Collected data entries:
══════

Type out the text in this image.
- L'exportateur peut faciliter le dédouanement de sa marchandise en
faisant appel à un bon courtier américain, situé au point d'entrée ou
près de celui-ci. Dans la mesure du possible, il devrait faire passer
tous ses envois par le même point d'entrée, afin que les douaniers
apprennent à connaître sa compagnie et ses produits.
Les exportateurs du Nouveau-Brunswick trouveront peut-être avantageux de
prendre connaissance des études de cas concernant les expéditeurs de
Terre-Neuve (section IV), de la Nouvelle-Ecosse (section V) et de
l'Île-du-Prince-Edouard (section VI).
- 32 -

══════

_Exercise details:_ From the listing above, copy all lines holding the word "point".

_Exercise response:_
faisant appel à un bon courtier américain, situé au point d'entrée ou
tous ses envois par le même point d'entrée, afin que les douaniers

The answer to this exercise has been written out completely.